From the entries below, please gather each line containing the string "Apart".
-- Start of LISTING --
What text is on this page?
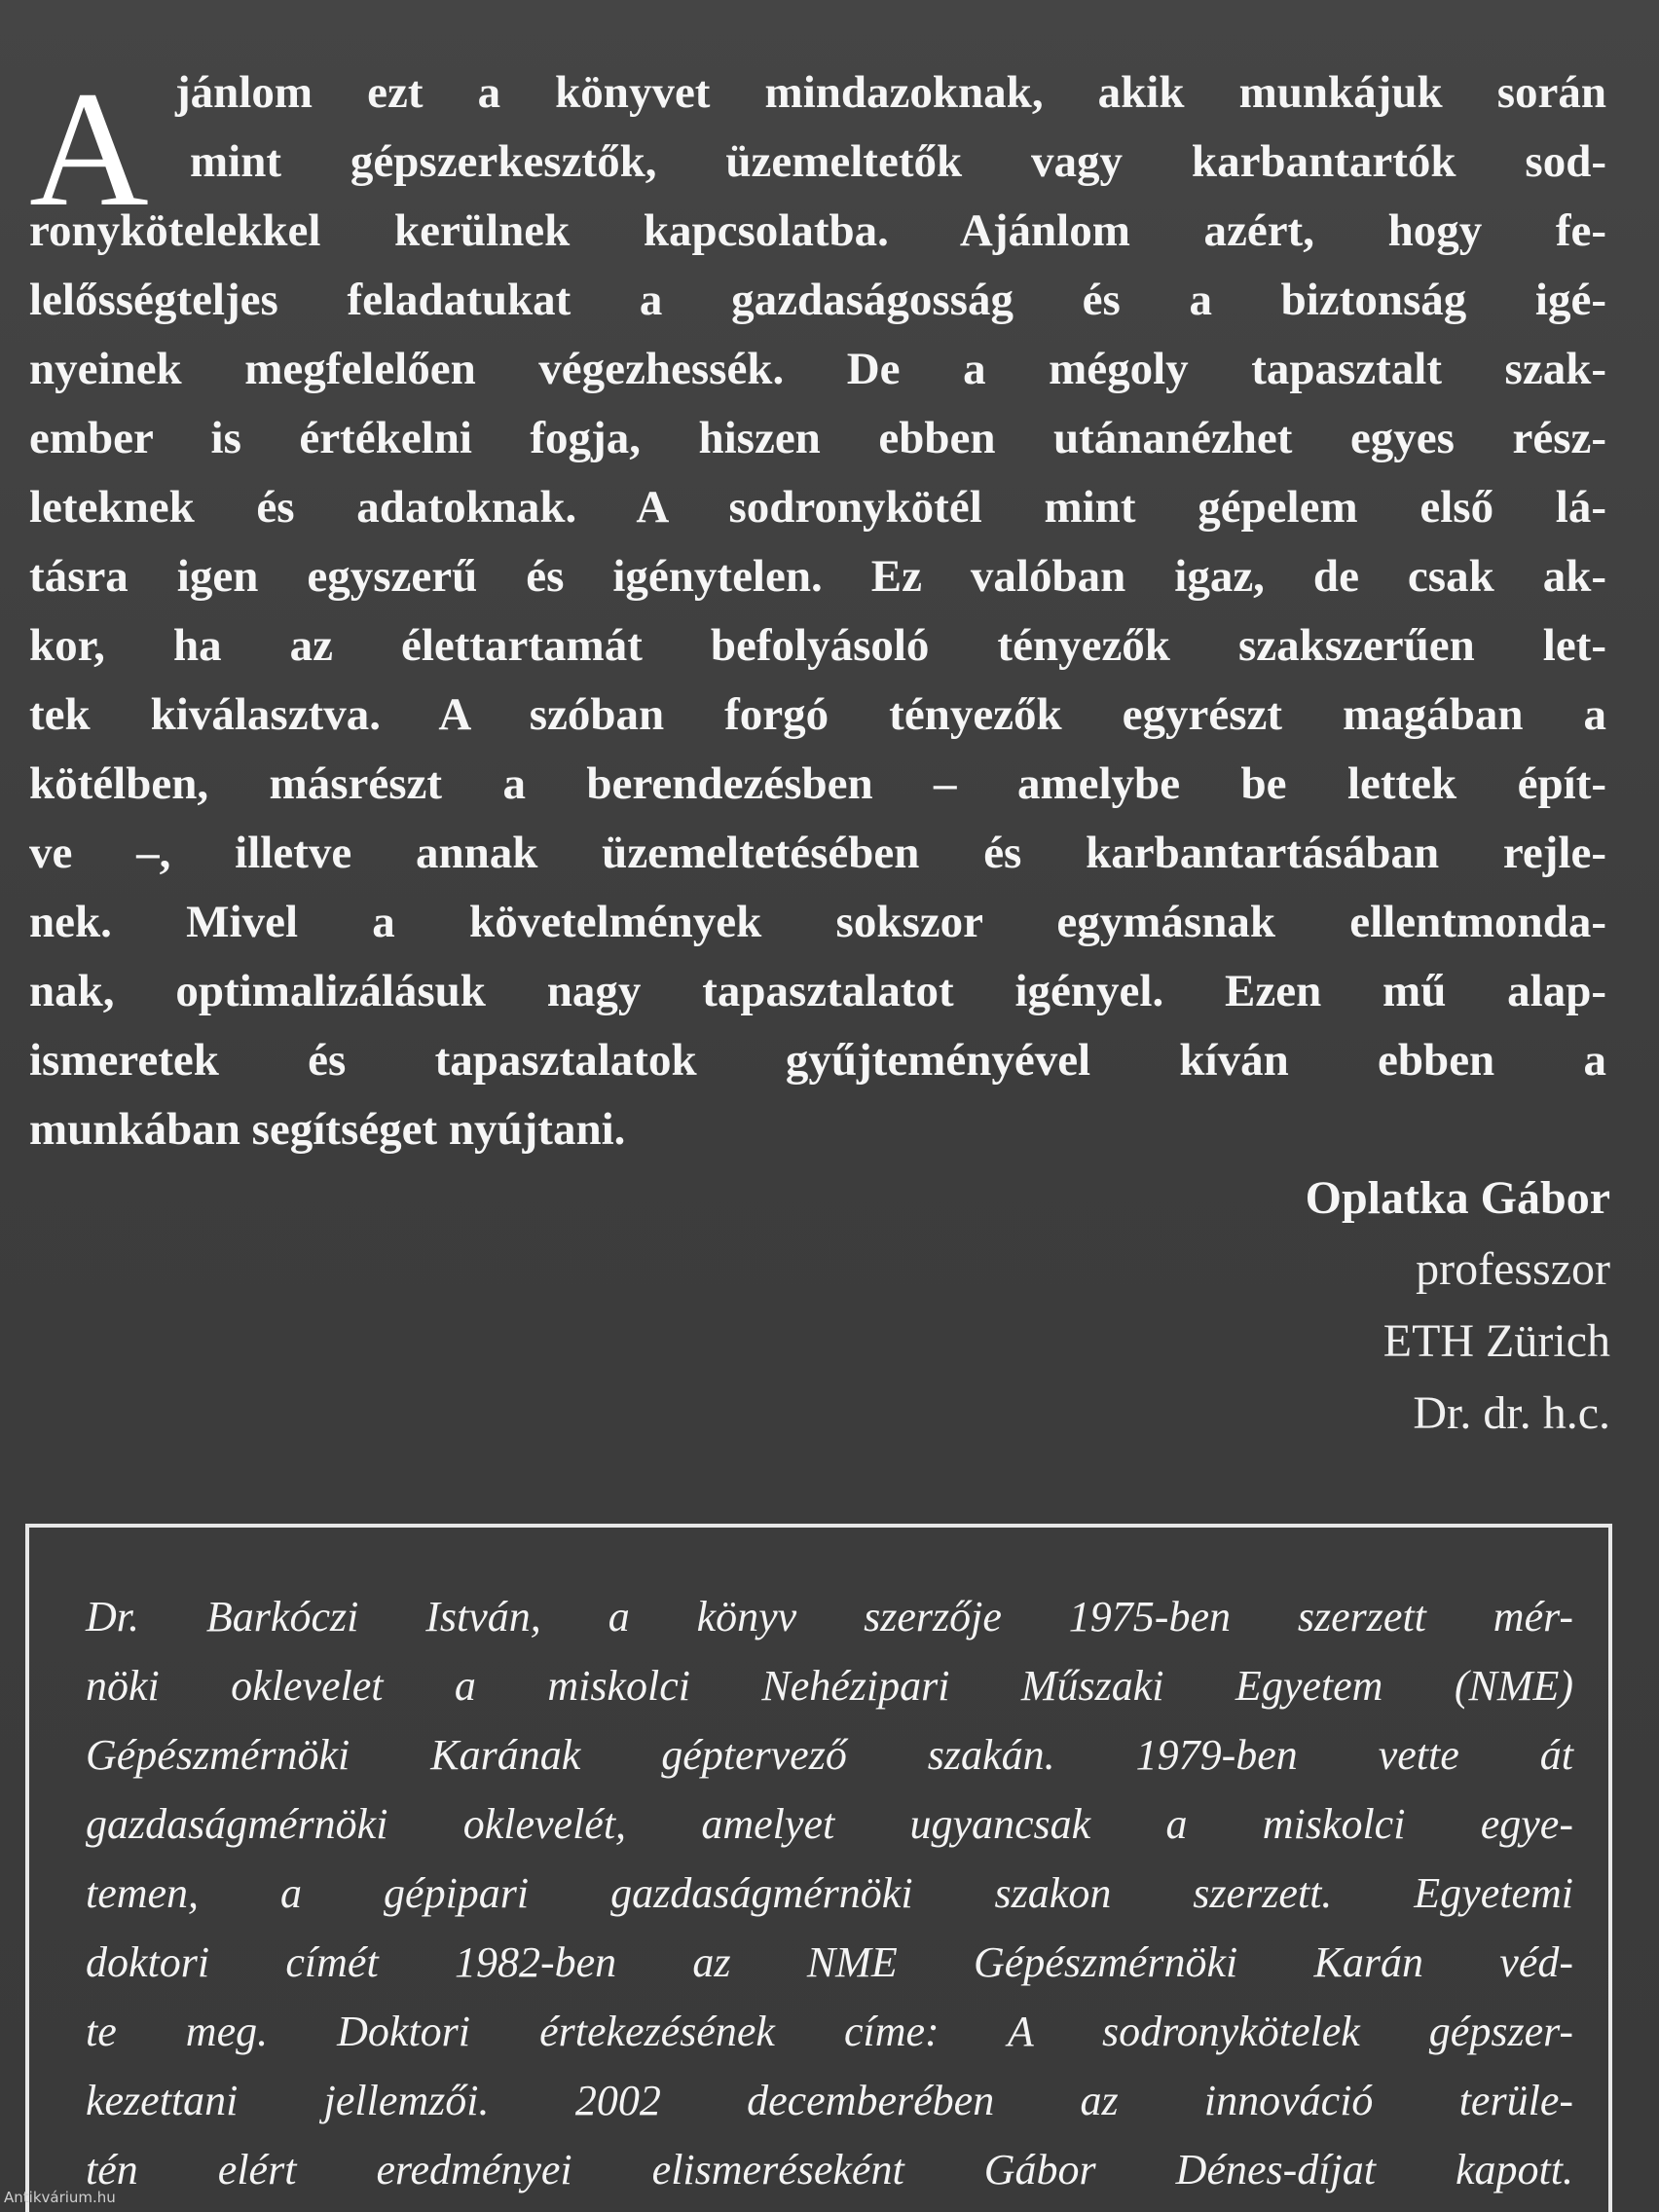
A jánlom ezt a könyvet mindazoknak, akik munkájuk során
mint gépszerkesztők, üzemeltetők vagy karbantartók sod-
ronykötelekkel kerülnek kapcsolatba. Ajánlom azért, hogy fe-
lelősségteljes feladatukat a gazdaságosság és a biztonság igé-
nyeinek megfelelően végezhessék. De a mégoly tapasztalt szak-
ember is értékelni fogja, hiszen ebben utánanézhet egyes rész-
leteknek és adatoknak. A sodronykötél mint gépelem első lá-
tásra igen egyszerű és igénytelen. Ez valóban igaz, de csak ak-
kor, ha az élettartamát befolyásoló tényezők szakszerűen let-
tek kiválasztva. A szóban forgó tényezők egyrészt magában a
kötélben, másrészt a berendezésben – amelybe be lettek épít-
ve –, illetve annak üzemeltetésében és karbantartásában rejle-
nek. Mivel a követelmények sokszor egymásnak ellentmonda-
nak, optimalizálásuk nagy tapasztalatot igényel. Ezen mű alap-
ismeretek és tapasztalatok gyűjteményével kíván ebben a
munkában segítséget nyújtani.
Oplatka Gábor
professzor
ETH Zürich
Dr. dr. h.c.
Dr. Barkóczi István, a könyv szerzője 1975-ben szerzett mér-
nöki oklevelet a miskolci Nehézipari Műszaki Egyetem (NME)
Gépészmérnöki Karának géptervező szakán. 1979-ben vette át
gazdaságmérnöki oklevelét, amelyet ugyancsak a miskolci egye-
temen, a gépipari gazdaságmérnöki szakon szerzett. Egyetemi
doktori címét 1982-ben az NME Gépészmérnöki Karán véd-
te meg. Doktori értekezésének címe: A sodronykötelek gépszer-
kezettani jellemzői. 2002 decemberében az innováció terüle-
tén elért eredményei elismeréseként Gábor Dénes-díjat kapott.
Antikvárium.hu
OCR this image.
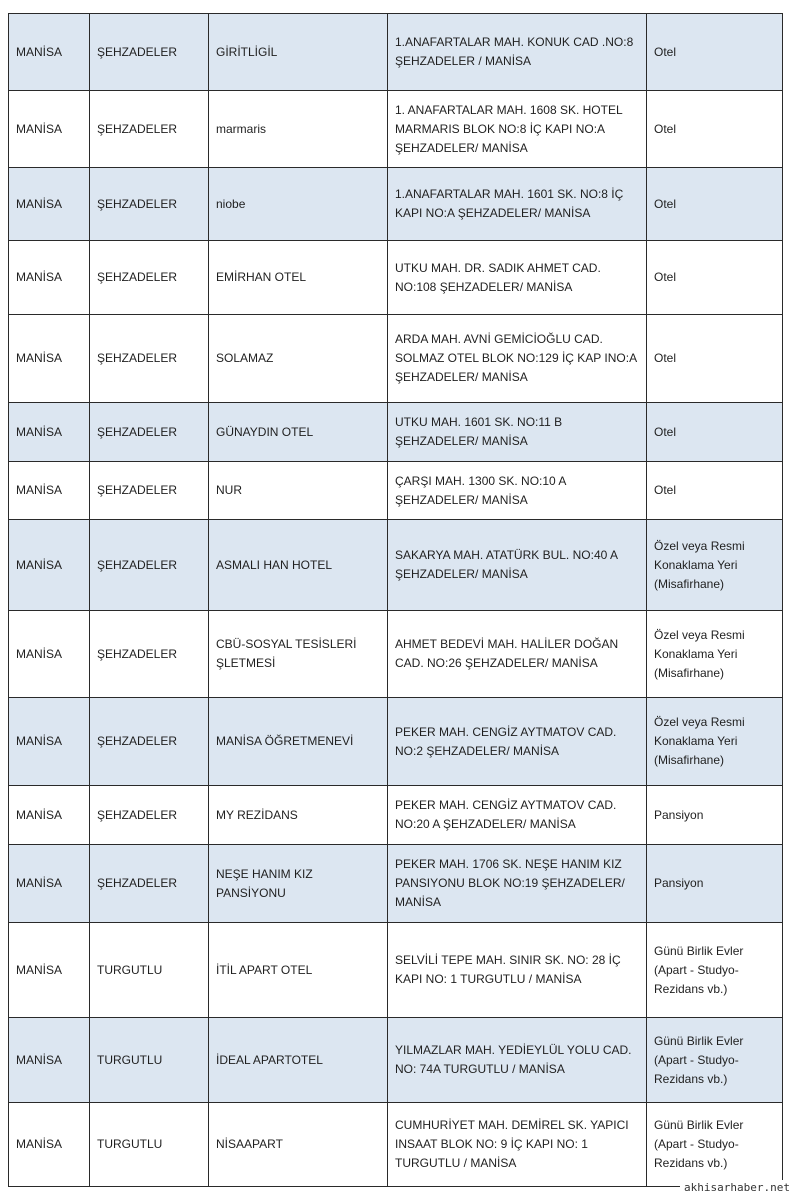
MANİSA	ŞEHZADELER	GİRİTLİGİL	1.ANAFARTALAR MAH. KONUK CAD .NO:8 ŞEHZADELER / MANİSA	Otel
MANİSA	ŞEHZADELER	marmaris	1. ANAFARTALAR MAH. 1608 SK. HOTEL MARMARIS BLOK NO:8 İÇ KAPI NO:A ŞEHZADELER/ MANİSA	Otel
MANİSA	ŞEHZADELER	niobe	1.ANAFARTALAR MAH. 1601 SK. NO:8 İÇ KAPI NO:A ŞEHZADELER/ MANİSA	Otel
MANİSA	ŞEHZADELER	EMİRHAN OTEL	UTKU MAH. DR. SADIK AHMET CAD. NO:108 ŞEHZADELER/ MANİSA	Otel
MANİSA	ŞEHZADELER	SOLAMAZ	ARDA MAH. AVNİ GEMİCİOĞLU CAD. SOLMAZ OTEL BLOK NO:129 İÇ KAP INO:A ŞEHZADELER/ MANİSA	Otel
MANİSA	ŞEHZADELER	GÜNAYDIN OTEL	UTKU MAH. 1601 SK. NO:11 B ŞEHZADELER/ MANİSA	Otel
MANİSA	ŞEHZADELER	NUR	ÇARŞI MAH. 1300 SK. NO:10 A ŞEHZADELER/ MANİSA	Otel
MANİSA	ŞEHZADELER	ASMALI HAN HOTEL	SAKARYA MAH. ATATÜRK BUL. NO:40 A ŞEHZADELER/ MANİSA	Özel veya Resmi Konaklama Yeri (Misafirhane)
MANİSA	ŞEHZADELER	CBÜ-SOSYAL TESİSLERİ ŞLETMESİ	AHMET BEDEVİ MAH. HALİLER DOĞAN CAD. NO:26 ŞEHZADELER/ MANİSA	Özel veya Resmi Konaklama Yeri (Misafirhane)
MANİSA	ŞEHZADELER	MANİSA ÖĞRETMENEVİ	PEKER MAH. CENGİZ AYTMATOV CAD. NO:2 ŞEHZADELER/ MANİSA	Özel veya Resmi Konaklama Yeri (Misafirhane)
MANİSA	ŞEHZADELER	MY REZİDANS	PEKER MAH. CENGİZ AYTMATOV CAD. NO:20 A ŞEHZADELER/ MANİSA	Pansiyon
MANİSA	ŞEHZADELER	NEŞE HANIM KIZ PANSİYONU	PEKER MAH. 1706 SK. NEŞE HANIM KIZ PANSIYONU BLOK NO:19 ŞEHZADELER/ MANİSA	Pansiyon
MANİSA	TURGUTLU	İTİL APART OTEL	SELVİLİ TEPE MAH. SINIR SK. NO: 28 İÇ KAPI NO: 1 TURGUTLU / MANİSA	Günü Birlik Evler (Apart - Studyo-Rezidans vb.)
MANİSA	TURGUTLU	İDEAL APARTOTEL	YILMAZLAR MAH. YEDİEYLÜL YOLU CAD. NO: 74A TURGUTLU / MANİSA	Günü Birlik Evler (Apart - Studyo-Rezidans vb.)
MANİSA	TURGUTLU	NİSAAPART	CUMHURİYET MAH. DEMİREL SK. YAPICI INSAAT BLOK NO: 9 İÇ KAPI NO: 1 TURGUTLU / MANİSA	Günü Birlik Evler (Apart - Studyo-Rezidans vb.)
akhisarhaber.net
-- End of LISTING --
■ **EXERCISE OUTPUT**:
MANİSA	TURGUTLU	İTİL APART OTEL	SELVİLİ TEPE MAH. SINIR SK. NO: 28 İÇ KAPI NO: 1 TURGUTLU / MANİSA	Günü Birlik Evler (Apart - Studyo-Rezidans vb.)
MANİSA	TURGUTLU	İDEAL APARTOTEL	YILMAZLAR MAH. YEDİEYLÜL YOLU CAD. NO: 74A TURGUTLU / MANİSA	Günü Birlik Evler (Apart - Studyo-Rezidans vb.)
MANİSA	TURGUTLU	NİSAAPART	CUMHURİYET MAH. DEMİREL SK. YAPICI INSAAT BLOK NO: 9 İÇ KAPI NO: 1 TURGUTLU / MANİSA	Günü Birlik Evler (Apart - Studyo-Rezidans vb.)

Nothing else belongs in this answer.